### ENTRIES PROVIDED:
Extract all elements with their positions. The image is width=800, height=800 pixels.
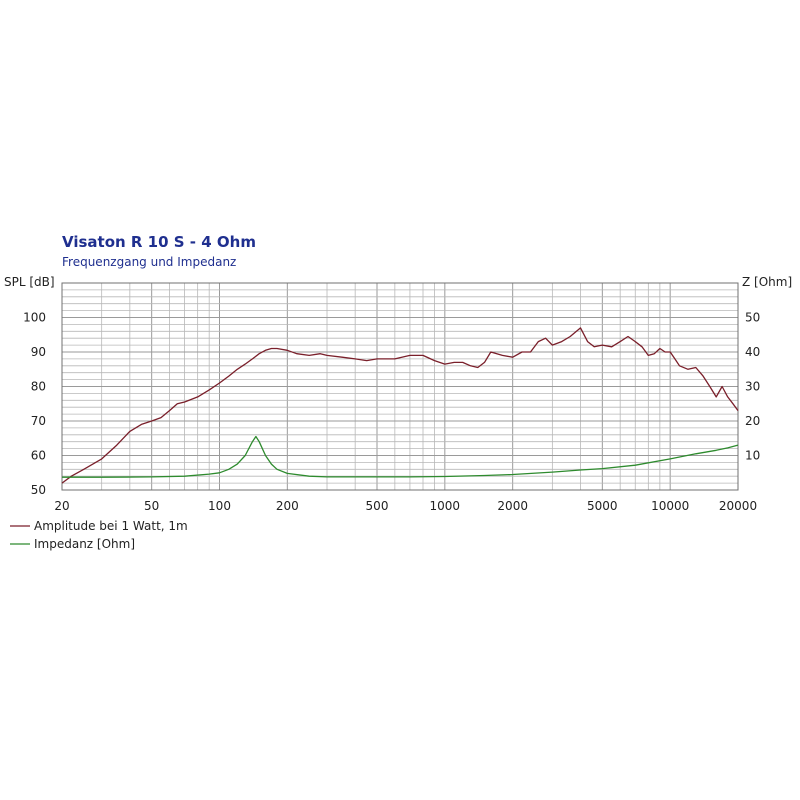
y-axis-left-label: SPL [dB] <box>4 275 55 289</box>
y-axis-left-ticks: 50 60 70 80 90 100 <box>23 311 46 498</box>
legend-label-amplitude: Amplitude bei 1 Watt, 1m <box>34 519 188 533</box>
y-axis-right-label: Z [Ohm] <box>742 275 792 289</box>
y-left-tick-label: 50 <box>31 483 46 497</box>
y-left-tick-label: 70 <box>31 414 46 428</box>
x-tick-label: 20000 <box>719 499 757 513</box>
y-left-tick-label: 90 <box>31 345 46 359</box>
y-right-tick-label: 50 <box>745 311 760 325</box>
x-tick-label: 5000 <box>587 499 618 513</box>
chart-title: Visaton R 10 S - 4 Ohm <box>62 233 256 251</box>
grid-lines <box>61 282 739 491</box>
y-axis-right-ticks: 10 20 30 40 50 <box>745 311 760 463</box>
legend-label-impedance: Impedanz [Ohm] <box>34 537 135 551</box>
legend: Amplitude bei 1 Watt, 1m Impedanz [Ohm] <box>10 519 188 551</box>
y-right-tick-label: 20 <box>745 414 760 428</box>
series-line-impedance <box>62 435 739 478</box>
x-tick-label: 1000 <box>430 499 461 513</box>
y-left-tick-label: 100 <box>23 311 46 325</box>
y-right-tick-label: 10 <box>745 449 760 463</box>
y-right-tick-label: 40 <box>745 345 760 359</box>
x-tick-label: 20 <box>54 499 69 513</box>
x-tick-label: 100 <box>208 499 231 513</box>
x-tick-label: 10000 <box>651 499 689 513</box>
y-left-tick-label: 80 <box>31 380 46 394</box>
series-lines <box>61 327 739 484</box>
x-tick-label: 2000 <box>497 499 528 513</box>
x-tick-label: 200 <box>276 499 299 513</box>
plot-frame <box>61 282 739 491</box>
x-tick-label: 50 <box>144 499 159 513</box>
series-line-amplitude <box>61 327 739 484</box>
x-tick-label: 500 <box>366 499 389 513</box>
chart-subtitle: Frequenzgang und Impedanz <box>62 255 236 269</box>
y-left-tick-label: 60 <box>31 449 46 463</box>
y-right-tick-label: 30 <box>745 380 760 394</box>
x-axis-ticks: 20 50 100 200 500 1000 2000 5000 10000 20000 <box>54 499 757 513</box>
...
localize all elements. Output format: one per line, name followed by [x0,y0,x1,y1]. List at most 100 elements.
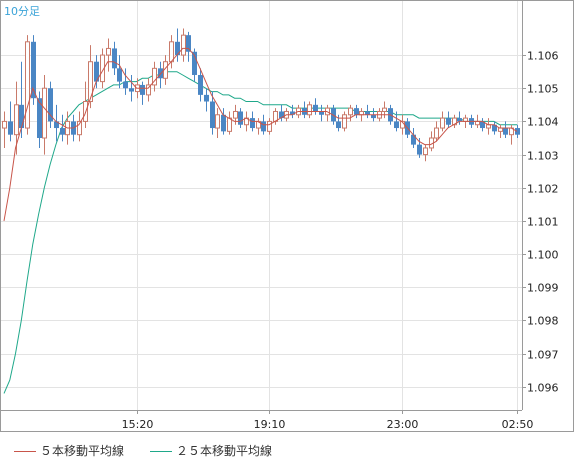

### TASK TO COMPLETE:
Copy everything from the line containing "Extract all elements" down through the line containing "y-axis-right-label: Z [Ohm]", including both of those lines. Leave the pictures out.

### THE SOLUTION:
Extract all elements with their positions. The image is width=800, height=800 pixels.
y-axis-left-label: SPL [dB] <box>4 275 55 289</box>
y-axis-left-ticks: 50 60 70 80 90 100 <box>23 311 46 498</box>
legend-label-amplitude: Amplitude bei 1 Watt, 1m <box>34 519 188 533</box>
y-axis-right-label: Z [Ohm] <box>742 275 792 289</box>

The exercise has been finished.